▶ Set exercise: Below are records; count the lines that contain "Taking" and give only the total.

▶ Stored records:
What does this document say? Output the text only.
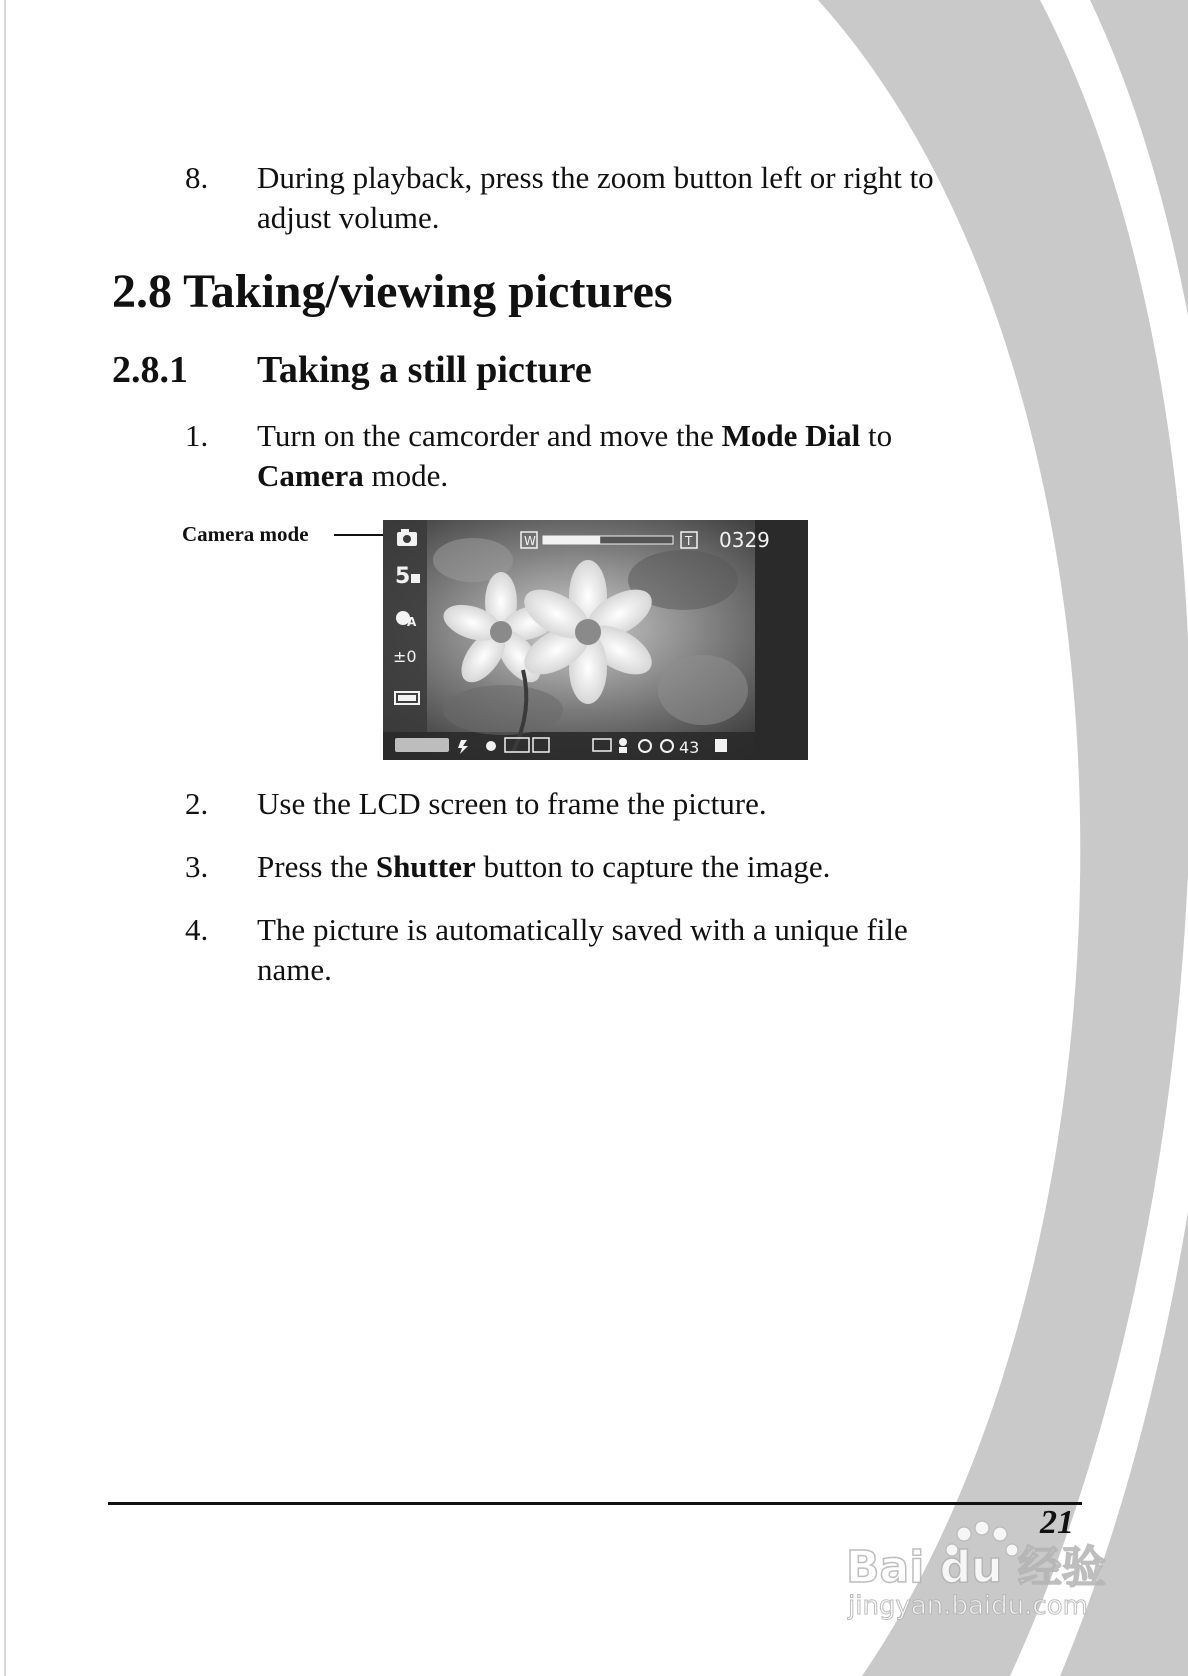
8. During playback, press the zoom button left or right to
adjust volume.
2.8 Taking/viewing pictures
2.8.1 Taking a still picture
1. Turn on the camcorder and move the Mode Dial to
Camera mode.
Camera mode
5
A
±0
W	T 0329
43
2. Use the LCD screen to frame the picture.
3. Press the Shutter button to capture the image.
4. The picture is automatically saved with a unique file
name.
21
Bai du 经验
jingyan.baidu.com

▶ Written response: 2